**Job:** The records below are to be copied word for word, with every picture left out.

Saved data entries
+++++

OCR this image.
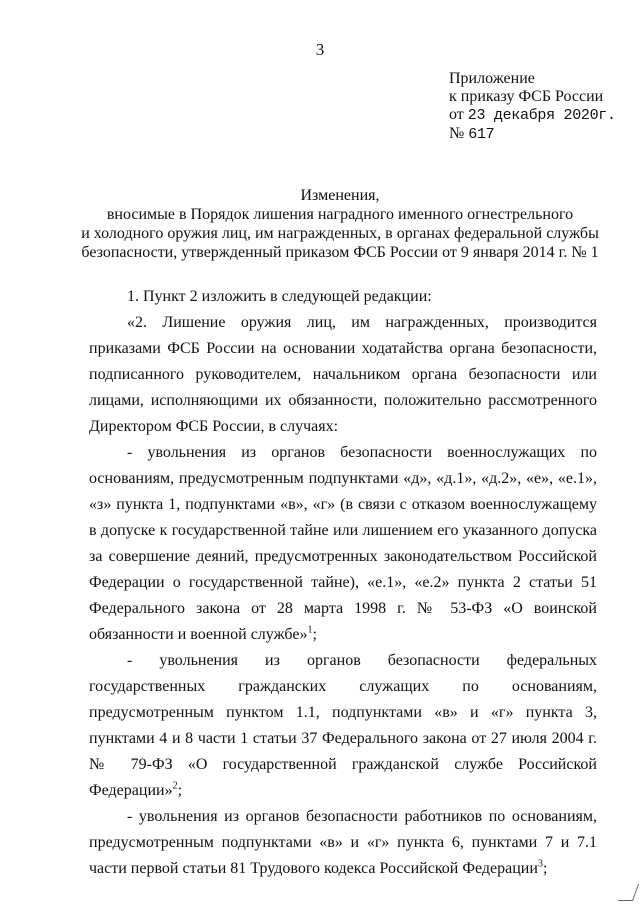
3
Приложение
к приказу ФСБ России
от 23 декабря 2020г.
№ 617
Изменения,
вносимые в Порядок лишения наградного именного огнестрельного
и холодного оружия лиц, им награжденных, в органах федеральной службы
безопасности, утвержденный приказом ФСБ России от 9 января 2014 г. № 1

1. Пункт 2 изложить в следующей редакции:

«2. Лишение оружия лиц, им награжденных, производится приказами ФСБ России на основании ходатайства органа безопасности, подписанного руководителем, начальником органа безопасности или лицами, исполняющими их обязанности, положительно рассмотренного Директором ФСБ России, в случаях:

- увольнения из органов безопасности военнослужащих по основаниям, предусмотренным подпунктами «д», «д.1», «д.2», «е», «е.1», «з» пункта 1, подпунктами «в», «г» (в связи с отказом военнослужащему в допуске к государственной тайне или лишением его указанного допуска за совершение деяний, предусмотренных законодательством Российской Федерации о государственной тайне), «е.1», «е.2» пункта 2 статьи 51 Федерального закона от 28 марта 1998 г. № 53-ФЗ «О воинской обязанности и военной службе»$^1$;

- увольнения из органов безопасности федеральных государственных гражданских служащих по основаниям, предусмотренным пунктом 1.1, подпунктами «в» и «г» пункта 3, пунктами 4 и 8 части 1 статьи 37 Федерального закона от 27 июля 2004 г. № 79-ФЗ «О государственной гражданской службе Российской Федерации»$^2$;

- увольнения из органов безопасности работников по основаниям, предусмотренным подпунктами «в» и «г» пункта 6, пунктами 7 и 7.1 части первой статьи 81 Трудового кодекса Российской Федерации$^3$;
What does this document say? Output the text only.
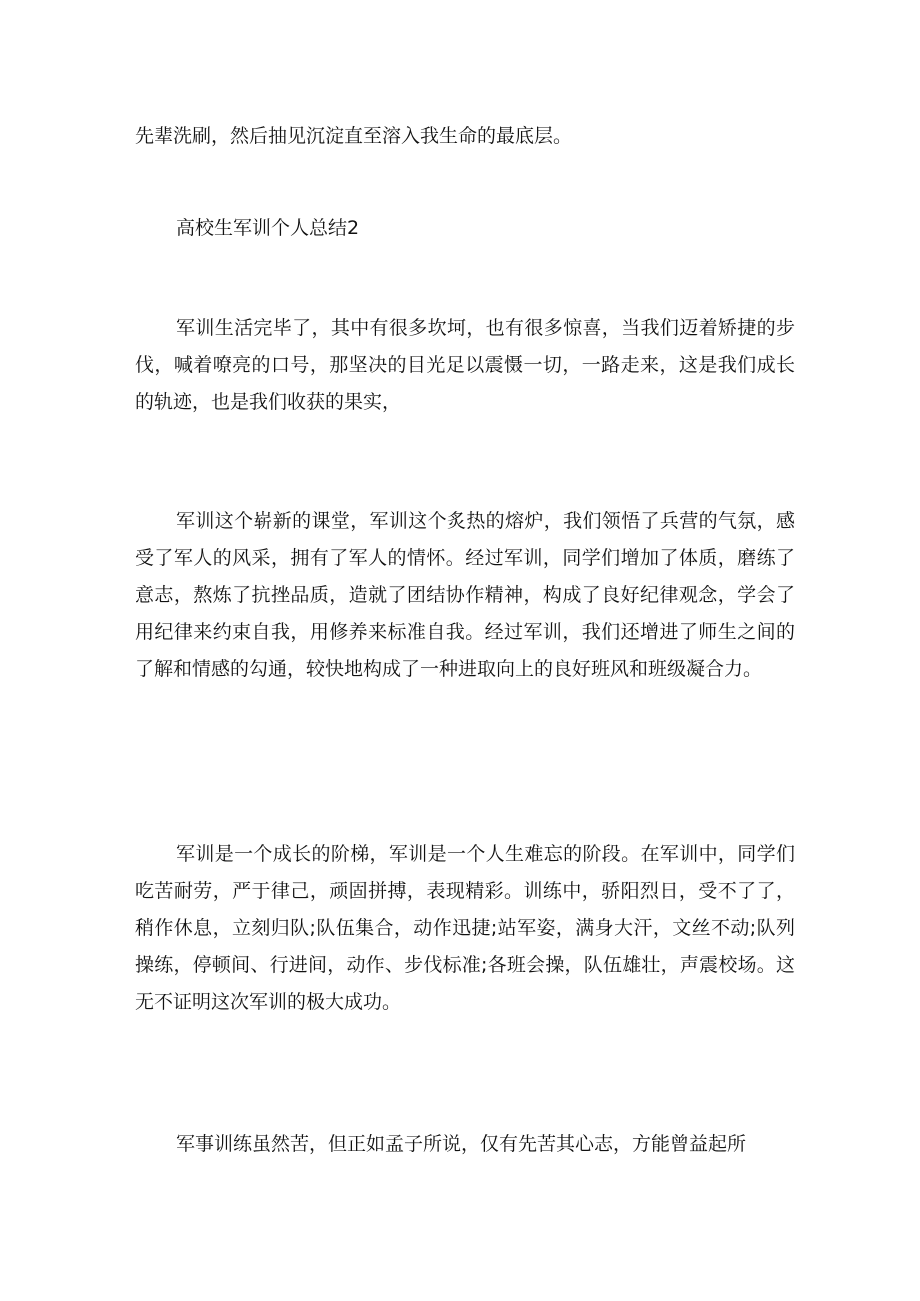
先辈洗刷，然后抽见沉淀直至溶入我生命的最底层。

高校生军训个人总结2

军训生活完毕了，其中有很多坎坷，也有很多惊喜，当我们迈着矫捷的步伐，喊着嘹亮的口号，那坚决的目光足以震慑一切，一路走来，这是我们成长的轨迹，也是我们收获的果实，

军训这个崭新的课堂，军训这个炙热的熔炉，我们领悟了兵营的气氛，感受了军人的风采，拥有了军人的情怀。经过军训，同学们增加了体质，磨练了意志，熬炼了抗挫品质，造就了团结协作精神，构成了良好纪律观念，学会了用纪律来约束自我，用修养来标准自我。经过军训，我们还增进了师生之间的了解和情感的勾通，较快地构成了一种进取向上的良好班风和班级凝合力。

军训是一个成长的阶梯，军训是一个人生难忘的阶段。在军训中，同学们吃苦耐劳，严于律己，顽固拼搏，表现精彩。训练中，骄阳烈日，受不了了，稍作休息，立刻归队;队伍集合，动作迅捷;站军姿，满身大汗，文丝不动;队列操练，停顿间、行进间，动作、步伐标准;各班会操，队伍雄壮，声震校场。这无不证明这次军训的极大成功。

军事训练虽然苦，但正如孟子所说，仅有先苦其心志，方能曾益起所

+++++

**Reply to the task:**
OCR this image.
3
Приложение
к приказу ФСБ России
от 23 декабря 2020г.
№ 617
Изменения,
вносимые в Порядок лишения наградного именного огнестрельного
и холодного оружия лиц, им награжденных, в органах федеральной службы
безопасности, утвержденный приказом ФСБ России от 9 января 2014 г. № 1

1. Пункт 2 изложить в следующей редакции:

«2. Лишение оружия лиц, им награжденных, производится приказами ФСБ России на основании ходатайства органа безопасности, подписанного руководителем, начальником органа безопасности или лицами, исполняющими их обязанности, положительно рассмотренного Директором ФСБ России, в случаях:

- увольнения из органов безопасности военнослужащих по основаниям, предусмотренным подпунктами «д», «д.1», «д.2», «е», «е.1», «з» пункта 1, подпунктами «в», «г» (в связи с отказом военнослужащему в допуске к государственной тайне или лишением его указанного допуска за совершение деяний, предусмотренных законодательством Российской Федерации о государственной тайне), «е.1», «е.2» пункта 2 статьи 51 Федерального закона от 28 марта 1998 г. № 53-ФЗ «О воинской обязанности и военной службе»$^1$;

- увольнения из органов безопасности федеральных государственных гражданских служащих по основаниям, предусмотренным пунктом 1.1, подпунктами «в» и «г» пункта 3, пунктами 4 и 8 части 1 статьи 37 Федерального закона от 27 июля 2004 г. № 79-ФЗ «О государственной гражданской службе Российской Федерации»$^2$;

- увольнения из органов безопасности работников по основаниям, предусмотренным подпунктами «в» и «г» пункта 6, пунктами 7 и 7.1 части первой статьи 81 Трудового кодекса Российской Федерации$^3$;
What does this document say? Output the text only.
先辈洗刷，然后抽见沉淀直至溶入我生命的最底层。

高校生军训个人总结2

军训生活完毕了，其中有很多坎坷，也有很多惊喜，当我们迈着矫捷的步伐，喊着嘹亮的口号，那坚决的目光足以震慑一切，一路走来，这是我们成长的轨迹，也是我们收获的果实，

军训这个崭新的课堂，军训这个炙热的熔炉，我们领悟了兵营的气氛，感受了军人的风采，拥有了军人的情怀。经过军训，同学们增加了体质，磨练了意志，熬炼了抗挫品质，造就了团结协作精神，构成了良好纪律观念，学会了用纪律来约束自我，用修养来标准自我。经过军训，我们还增进了师生之间的了解和情感的勾通，较快地构成了一种进取向上的良好班风和班级凝合力。

军训是一个成长的阶梯，军训是一个人生难忘的阶段。在军训中，同学们吃苦耐劳，严于律己，顽固拼搏，表现精彩。训练中，骄阳烈日，受不了了，稍作休息，立刻归队;队伍集合，动作迅捷;站军姿，满身大汗，文丝不动;队列操练，停顿间、行进间，动作、步伐标准;各班会操，队伍雄壮，声震校场。这无不证明这次军训的极大成功。

军事训练虽然苦，但正如孟子所说，仅有先苦其心志，方能曾益起所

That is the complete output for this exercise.